Transcribe the material below exactly as it appears.
>> Start Record set
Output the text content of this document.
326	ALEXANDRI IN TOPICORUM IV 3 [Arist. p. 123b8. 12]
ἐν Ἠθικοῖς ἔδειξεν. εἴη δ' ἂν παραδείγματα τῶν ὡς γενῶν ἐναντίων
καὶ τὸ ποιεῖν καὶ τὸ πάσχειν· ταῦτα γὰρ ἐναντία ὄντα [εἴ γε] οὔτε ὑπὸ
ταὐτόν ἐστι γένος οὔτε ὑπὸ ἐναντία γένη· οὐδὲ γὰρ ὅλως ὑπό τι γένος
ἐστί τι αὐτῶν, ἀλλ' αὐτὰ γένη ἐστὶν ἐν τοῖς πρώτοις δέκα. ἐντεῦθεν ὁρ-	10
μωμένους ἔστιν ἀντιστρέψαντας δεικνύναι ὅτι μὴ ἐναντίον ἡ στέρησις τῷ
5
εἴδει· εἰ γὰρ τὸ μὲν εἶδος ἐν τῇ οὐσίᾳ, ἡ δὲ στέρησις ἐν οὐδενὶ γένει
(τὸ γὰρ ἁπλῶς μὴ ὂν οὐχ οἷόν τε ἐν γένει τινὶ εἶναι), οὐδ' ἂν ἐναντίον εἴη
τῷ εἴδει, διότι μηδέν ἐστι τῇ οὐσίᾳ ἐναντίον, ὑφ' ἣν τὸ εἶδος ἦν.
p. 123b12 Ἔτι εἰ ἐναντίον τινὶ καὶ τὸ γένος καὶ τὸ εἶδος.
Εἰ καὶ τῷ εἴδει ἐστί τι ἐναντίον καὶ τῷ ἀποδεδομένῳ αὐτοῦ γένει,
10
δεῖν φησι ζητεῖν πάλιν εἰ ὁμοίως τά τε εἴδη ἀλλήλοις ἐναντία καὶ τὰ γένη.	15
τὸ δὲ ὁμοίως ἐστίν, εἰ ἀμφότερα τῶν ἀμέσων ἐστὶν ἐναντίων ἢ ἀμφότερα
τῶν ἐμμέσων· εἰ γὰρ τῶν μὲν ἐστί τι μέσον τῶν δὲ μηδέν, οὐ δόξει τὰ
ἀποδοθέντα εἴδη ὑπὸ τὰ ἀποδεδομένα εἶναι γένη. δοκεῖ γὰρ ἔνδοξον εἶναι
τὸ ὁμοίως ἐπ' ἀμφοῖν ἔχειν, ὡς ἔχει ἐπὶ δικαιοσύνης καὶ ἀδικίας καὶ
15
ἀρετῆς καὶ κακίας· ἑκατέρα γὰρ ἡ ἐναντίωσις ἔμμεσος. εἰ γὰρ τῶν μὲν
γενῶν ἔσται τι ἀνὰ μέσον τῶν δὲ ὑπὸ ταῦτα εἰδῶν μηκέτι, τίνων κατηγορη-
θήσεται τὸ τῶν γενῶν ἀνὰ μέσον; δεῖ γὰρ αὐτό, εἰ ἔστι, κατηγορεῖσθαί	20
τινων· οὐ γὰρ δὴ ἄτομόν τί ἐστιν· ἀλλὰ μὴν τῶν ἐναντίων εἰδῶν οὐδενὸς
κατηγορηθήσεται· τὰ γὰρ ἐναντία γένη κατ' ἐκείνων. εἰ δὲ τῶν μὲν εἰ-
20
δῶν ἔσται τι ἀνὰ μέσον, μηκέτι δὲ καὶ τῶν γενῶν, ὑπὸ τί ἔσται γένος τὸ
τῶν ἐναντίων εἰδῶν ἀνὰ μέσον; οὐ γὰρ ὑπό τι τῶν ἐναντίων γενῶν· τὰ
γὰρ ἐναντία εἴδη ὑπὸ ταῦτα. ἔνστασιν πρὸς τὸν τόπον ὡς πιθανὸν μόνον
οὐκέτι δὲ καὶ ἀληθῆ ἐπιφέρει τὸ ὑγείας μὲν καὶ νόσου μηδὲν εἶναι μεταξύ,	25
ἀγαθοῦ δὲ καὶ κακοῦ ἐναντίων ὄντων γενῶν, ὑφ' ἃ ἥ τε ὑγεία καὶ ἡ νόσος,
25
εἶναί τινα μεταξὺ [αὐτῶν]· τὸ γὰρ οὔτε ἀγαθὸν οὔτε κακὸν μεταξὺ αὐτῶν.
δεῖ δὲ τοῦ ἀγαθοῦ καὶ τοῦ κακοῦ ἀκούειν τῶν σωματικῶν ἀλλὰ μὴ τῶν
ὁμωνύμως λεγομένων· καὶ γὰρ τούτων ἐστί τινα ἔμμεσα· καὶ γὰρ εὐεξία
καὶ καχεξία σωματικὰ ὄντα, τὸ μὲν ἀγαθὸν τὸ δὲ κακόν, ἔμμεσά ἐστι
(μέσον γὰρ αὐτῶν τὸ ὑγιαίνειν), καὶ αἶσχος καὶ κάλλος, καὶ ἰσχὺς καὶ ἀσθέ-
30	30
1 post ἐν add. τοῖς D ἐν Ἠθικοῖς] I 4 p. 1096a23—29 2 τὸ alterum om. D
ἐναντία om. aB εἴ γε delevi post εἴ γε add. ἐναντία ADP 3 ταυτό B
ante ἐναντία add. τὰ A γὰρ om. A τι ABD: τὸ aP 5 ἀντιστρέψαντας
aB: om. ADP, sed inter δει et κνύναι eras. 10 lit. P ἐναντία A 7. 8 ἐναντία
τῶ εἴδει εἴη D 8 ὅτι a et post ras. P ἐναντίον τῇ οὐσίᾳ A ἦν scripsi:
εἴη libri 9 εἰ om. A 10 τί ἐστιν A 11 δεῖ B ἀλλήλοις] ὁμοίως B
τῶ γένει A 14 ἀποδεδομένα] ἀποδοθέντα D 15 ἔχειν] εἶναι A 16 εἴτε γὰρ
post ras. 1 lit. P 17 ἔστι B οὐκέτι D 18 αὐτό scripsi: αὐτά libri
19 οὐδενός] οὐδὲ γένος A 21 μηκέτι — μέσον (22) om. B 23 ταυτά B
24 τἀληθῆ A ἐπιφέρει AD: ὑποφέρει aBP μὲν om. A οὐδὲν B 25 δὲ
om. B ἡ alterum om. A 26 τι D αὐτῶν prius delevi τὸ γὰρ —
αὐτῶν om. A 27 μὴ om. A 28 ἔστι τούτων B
>> End Record set
• **Completed exercise**:
Output the text content of this document.
326	ALEXANDRI IN TOPICORUM IV 3 [Arist. p. 123b8. 12]
ἐν Ἠθικοῖς ἔδειξεν. εἴη δ' ἂν παραδείγματα τῶν ὡς γενῶν ἐναντίων
καὶ τὸ ποιεῖν καὶ τὸ πάσχειν· ταῦτα γὰρ ἐναντία ὄντα [εἴ γε] οὔτε ὑπὸ
ταὐτόν ἐστι γένος οὔτε ὑπὸ ἐναντία γένη· οὐδὲ γὰρ ὅλως ὑπό τι γένος
ἐστί τι αὐτῶν, ἀλλ' αὐτὰ γένη ἐστὶν ἐν τοῖς πρώτοις δέκα. ἐντεῦθεν ὁρ-	10
μωμένους ἔστιν ἀντιστρέψαντας δεικνύναι ὅτι μὴ ἐναντίον ἡ στέρησις τῷ
5
εἴδει· εἰ γὰρ τὸ μὲν εἶδος ἐν τῇ οὐσίᾳ, ἡ δὲ στέρησις ἐν οὐδενὶ γένει
(τὸ γὰρ ἁπλῶς μὴ ὂν οὐχ οἷόν τε ἐν γένει τινὶ εἶναι), οὐδ' ἂν ἐναντίον εἴη
τῷ εἴδει, διότι μηδέν ἐστι τῇ οὐσίᾳ ἐναντίον, ὑφ' ἣν τὸ εἶδος ἦν.
p. 123b12 Ἔτι εἰ ἐναντίον τινὶ καὶ τὸ γένος καὶ τὸ εἶδος.
Εἰ καὶ τῷ εἴδει ἐστί τι ἐναντίον καὶ τῷ ἀποδεδομένῳ αὐτοῦ γένει,
10
δεῖν φησι ζητεῖν πάλιν εἰ ὁμοίως τά τε εἴδη ἀλλήλοις ἐναντία καὶ τὰ γένη.	15
τὸ δὲ ὁμοίως ἐστίν, εἰ ἀμφότερα τῶν ἀμέσων ἐστὶν ἐναντίων ἢ ἀμφότερα
τῶν ἐμμέσων· εἰ γὰρ τῶν μὲν ἐστί τι μέσον τῶν δὲ μηδέν, οὐ δόξει τὰ
ἀποδοθέντα εἴδη ὑπὸ τὰ ἀποδεδομένα εἶναι γένη. δοκεῖ γὰρ ἔνδοξον εἶναι
τὸ ὁμοίως ἐπ' ἀμφοῖν ἔχειν, ὡς ἔχει ἐπὶ δικαιοσύνης καὶ ἀδικίας καὶ
15
ἀρετῆς καὶ κακίας· ἑκατέρα γὰρ ἡ ἐναντίωσις ἔμμεσος. εἰ γὰρ τῶν μὲν
γενῶν ἔσται τι ἀνὰ μέσον τῶν δὲ ὑπὸ ταῦτα εἰδῶν μηκέτι, τίνων κατηγορη-
θήσεται τὸ τῶν γενῶν ἀνὰ μέσον; δεῖ γὰρ αὐτό, εἰ ἔστι, κατηγορεῖσθαί	20
τινων· οὐ γὰρ δὴ ἄτομόν τί ἐστιν· ἀλλὰ μὴν τῶν ἐναντίων εἰδῶν οὐδενὸς
κατηγορηθήσεται· τὰ γὰρ ἐναντία γένη κατ' ἐκείνων. εἰ δὲ τῶν μὲν εἰ-
20
δῶν ἔσται τι ἀνὰ μέσον, μηκέτι δὲ καὶ τῶν γενῶν, ὑπὸ τί ἔσται γένος τὸ
τῶν ἐναντίων εἰδῶν ἀνὰ μέσον; οὐ γὰρ ὑπό τι τῶν ἐναντίων γενῶν· τὰ
γὰρ ἐναντία εἴδη ὑπὸ ταῦτα. ἔνστασιν πρὸς τὸν τόπον ὡς πιθανὸν μόνον
οὐκέτι δὲ καὶ ἀληθῆ ἐπιφέρει τὸ ὑγείας μὲν καὶ νόσου μηδὲν εἶναι μεταξύ,	25
ἀγαθοῦ δὲ καὶ κακοῦ ἐναντίων ὄντων γενῶν, ὑφ' ἃ ἥ τε ὑγεία καὶ ἡ νόσος,
25
εἶναί τινα μεταξὺ [αὐτῶν]· τὸ γὰρ οὔτε ἀγαθὸν οὔτε κακὸν μεταξὺ αὐτῶν.
δεῖ δὲ τοῦ ἀγαθοῦ καὶ τοῦ κακοῦ ἀκούειν τῶν σωματικῶν ἀλλὰ μὴ τῶν
ὁμωνύμως λεγομένων· καὶ γὰρ τούτων ἐστί τινα ἔμμεσα· καὶ γὰρ εὐεξία
καὶ καχεξία σωματικὰ ὄντα, τὸ μὲν ἀγαθὸν τὸ δὲ κακόν, ἔμμεσά ἐστι
(μέσον γὰρ αὐτῶν τὸ ὑγιαίνειν), καὶ αἶσχος καὶ κάλλος, καὶ ἰσχὺς καὶ ἀσθέ-
30	30
1 post ἐν add. τοῖς D ἐν Ἠθικοῖς] I 4 p. 1096a23—29 2 τὸ alterum om. D
ἐναντία om. aB εἴ γε delevi post εἴ γε add. ἐναντία ADP 3 ταυτό B
ante ἐναντία add. τὰ A γὰρ om. A τι ABD: τὸ aP 5 ἀντιστρέψαντας
aB: om. ADP, sed inter δει et κνύναι eras. 10 lit. P ἐναντία A 7. 8 ἐναντία
τῶ εἴδει εἴη D 8 ὅτι a et post ras. P ἐναντίον τῇ οὐσίᾳ A ἦν scripsi:
εἴη libri 9 εἰ om. A 10 τί ἐστιν A 11 δεῖ B ἀλλήλοις] ὁμοίως B
τῶ γένει A 14 ἀποδεδομένα] ἀποδοθέντα D 15 ἔχειν] εἶναι A 16 εἴτε γὰρ
post ras. 1 lit. P 17 ἔστι B οὐκέτι D 18 αὐτό scripsi: αὐτά libri
19 οὐδενός] οὐδὲ γένος A 21 μηκέτι — μέσον (22) om. B 23 ταυτά B
24 τἀληθῆ A ἐπιφέρει AD: ὑποφέρει aBP μὲν om. A οὐδὲν B 25 δὲ
om. B ἡ alterum om. A 26 τι D αὐτῶν prius delevi τὸ γὰρ —
αὐτῶν om. A 27 μὴ om. A 28 ἔστι τούτων B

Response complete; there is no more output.